# Raw data
** BEGIN **

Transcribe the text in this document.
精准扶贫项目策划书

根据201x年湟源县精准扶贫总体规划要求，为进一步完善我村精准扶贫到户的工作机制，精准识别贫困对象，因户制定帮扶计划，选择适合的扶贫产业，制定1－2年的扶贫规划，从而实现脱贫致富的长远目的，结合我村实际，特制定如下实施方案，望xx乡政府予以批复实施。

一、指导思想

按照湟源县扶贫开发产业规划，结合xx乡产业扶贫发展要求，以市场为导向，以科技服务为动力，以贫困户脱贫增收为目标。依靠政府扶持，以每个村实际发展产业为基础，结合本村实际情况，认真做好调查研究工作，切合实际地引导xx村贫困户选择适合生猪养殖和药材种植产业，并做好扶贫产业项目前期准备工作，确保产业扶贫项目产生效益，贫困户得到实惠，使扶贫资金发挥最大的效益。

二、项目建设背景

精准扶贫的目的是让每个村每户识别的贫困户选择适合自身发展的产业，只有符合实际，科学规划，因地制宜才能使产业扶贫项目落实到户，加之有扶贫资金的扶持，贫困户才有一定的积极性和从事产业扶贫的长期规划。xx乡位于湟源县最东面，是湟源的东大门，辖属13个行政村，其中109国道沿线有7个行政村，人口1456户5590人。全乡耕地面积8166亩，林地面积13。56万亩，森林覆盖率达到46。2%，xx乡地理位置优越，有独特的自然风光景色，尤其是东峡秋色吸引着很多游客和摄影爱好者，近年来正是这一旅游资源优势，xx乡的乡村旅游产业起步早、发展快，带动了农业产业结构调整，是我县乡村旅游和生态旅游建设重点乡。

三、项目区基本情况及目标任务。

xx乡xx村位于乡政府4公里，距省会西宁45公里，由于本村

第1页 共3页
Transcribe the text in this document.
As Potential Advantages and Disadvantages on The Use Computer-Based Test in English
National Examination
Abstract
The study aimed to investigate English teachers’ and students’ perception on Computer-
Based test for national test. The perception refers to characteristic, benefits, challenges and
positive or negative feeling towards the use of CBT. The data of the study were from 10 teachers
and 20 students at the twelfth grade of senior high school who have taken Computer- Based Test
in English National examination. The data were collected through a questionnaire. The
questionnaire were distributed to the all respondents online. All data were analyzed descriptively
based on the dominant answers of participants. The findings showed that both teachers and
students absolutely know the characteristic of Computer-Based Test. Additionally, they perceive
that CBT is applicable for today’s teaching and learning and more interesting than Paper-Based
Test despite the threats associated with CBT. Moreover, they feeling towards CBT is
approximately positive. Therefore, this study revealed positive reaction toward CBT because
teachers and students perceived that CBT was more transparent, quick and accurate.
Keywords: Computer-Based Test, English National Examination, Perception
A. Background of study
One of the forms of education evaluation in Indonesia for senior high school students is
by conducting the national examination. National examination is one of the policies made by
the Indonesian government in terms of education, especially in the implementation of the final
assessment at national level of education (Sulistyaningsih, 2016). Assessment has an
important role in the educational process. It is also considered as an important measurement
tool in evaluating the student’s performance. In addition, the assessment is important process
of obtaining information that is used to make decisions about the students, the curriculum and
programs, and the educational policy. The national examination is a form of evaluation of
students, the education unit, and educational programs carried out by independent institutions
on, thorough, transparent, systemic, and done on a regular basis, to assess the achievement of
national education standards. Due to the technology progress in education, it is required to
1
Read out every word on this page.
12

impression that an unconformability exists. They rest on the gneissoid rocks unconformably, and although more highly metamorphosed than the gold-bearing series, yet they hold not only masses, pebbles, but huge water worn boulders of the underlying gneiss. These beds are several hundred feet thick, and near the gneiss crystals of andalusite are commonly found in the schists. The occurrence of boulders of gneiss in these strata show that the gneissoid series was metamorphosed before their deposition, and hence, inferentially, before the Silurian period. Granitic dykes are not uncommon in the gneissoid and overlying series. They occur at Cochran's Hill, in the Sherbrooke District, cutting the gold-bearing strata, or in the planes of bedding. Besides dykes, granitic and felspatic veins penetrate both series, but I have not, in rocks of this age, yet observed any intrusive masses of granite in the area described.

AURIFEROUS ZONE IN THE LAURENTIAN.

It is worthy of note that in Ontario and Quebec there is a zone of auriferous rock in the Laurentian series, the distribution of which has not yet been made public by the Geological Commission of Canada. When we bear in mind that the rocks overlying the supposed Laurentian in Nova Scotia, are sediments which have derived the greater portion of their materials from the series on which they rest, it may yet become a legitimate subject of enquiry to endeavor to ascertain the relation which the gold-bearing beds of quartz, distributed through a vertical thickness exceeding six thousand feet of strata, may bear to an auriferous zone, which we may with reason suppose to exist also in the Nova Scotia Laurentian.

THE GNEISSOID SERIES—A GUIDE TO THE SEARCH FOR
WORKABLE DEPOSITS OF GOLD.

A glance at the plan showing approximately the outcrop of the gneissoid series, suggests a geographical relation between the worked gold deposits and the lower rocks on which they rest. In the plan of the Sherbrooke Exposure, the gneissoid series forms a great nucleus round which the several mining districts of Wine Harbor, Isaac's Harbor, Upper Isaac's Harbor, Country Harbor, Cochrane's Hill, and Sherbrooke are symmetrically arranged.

** END **

# Exercise goal
Please set down the whole listing above without altering a single line.

# In response
Transcribe the text in this document.
精准扶贫项目策划书

根据201x年湟源县精准扶贫总体规划要求，为进一步完善我村精准扶贫到户的工作机制，精准识别贫困对象，因户制定帮扶计划，选择适合的扶贫产业，制定1－2年的扶贫规划，从而实现脱贫致富的长远目的，结合我村实际，特制定如下实施方案，望xx乡政府予以批复实施。

一、指导思想

按照湟源县扶贫开发产业规划，结合xx乡产业扶贫发展要求，以市场为导向，以科技服务为动力，以贫困户脱贫增收为目标。依靠政府扶持，以每个村实际发展产业为基础，结合本村实际情况，认真做好调查研究工作，切合实际地引导xx村贫困户选择适合生猪养殖和药材种植产业，并做好扶贫产业项目前期准备工作，确保产业扶贫项目产生效益，贫困户得到实惠，使扶贫资金发挥最大的效益。

二、项目建设背景

精准扶贫的目的是让每个村每户识别的贫困户选择适合自身发展的产业，只有符合实际，科学规划，因地制宜才能使产业扶贫项目落实到户，加之有扶贫资金的扶持，贫困户才有一定的积极性和从事产业扶贫的长期规划。xx乡位于湟源县最东面，是湟源的东大门，辖属13个行政村，其中109国道沿线有7个行政村，人口1456户5590人。全乡耕地面积8166亩，林地面积13。56万亩，森林覆盖率达到46。2%，xx乡地理位置优越，有独特的自然风光景色，尤其是东峡秋色吸引着很多游客和摄影爱好者，近年来正是这一旅游资源优势，xx乡的乡村旅游产业起步早、发展快，带动了农业产业结构调整，是我县乡村旅游和生态旅游建设重点乡。

三、项目区基本情况及目标任务。

xx乡xx村位于乡政府4公里，距省会西宁45公里，由于本村

第1页 共3页
Transcribe the text in this document.
As Potential Advantages and Disadvantages on The Use Computer-Based Test in English
National Examination
Abstract
The study aimed to investigate English teachers’ and students’ perception on Computer-
Based test for national test. The perception refers to characteristic, benefits, challenges and
positive or negative feeling towards the use of CBT. The data of the study were from 10 teachers
and 20 students at the twelfth grade of senior high school who have taken Computer- Based Test
in English National examination. The data were collected through a questionnaire. The
questionnaire were distributed to the all respondents online. All data were analyzed descriptively
based on the dominant answers of participants. The findings showed that both teachers and
students absolutely know the characteristic of Computer-Based Test. Additionally, they perceive
that CBT is applicable for today’s teaching and learning and more interesting than Paper-Based
Test despite the threats associated with CBT. Moreover, they feeling towards CBT is
approximately positive. Therefore, this study revealed positive reaction toward CBT because
teachers and students perceived that CBT was more transparent, quick and accurate.
Keywords: Computer-Based Test, English National Examination, Perception
A. Background of study
One of the forms of education evaluation in Indonesia for senior high school students is
by conducting the national examination. National examination is one of the policies made by
the Indonesian government in terms of education, especially in the implementation of the final
assessment at national level of education (Sulistyaningsih, 2016). Assessment has an
important role in the educational process. It is also considered as an important measurement
tool in evaluating the student’s performance. In addition, the assessment is important process
of obtaining information that is used to make decisions about the students, the curriculum and
programs, and the educational policy. The national examination is a form of evaluation of
students, the education unit, and educational programs carried out by independent institutions
on, thorough, transparent, systemic, and done on a regular basis, to assess the achievement of
national education standards. Due to the technology progress in education, it is required to
1
Read out every word on this page.
12

impression that an unconformability exists. They rest on the gneissoid rocks unconformably, and although more highly metamorphosed than the gold-bearing series, yet they hold not only masses, pebbles, but huge water worn boulders of the underlying gneiss. These beds are several hundred feet thick, and near the gneiss crystals of andalusite are commonly found in the schists. The occurrence of boulders of gneiss in these strata show that the gneissoid series was metamorphosed before their deposition, and hence, inferentially, before the Silurian period. Granitic dykes are not uncommon in the gneissoid and overlying series. They occur at Cochran's Hill, in the Sherbrooke District, cutting the gold-bearing strata, or in the planes of bedding. Besides dykes, granitic and felspatic veins penetrate both series, but I have not, in rocks of this age, yet observed any intrusive masses of granite in the area described.

AURIFEROUS ZONE IN THE LAURENTIAN.

It is worthy of note that in Ontario and Quebec there is a zone of auriferous rock in the Laurentian series, the distribution of which has not yet been made public by the Geological Commission of Canada. When we bear in mind that the rocks overlying the supposed Laurentian in Nova Scotia, are sediments which have derived the greater portion of their materials from the series on which they rest, it may yet become a legitimate subject of enquiry to endeavor to ascertain the relation which the gold-bearing beds of quartz, distributed through a vertical thickness exceeding six thousand feet of strata, may bear to an auriferous zone, which we may with reason suppose to exist also in the Nova Scotia Laurentian.

THE GNEISSOID SERIES—A GUIDE TO THE SEARCH FOR
WORKABLE DEPOSITS OF GOLD.

A glance at the plan showing approximately the outcrop of the gneissoid series, suggests a geographical relation between the worked gold deposits and the lower rocks on which they rest. In the plan of the Sherbrooke Exposure, the gneissoid series forms a great nucleus round which the several mining districts of Wine Harbor, Isaac's Harbor, Upper Isaac's Harbor, Country Harbor, Cochrane's Hill, and Sherbrooke are symmetrically arranged.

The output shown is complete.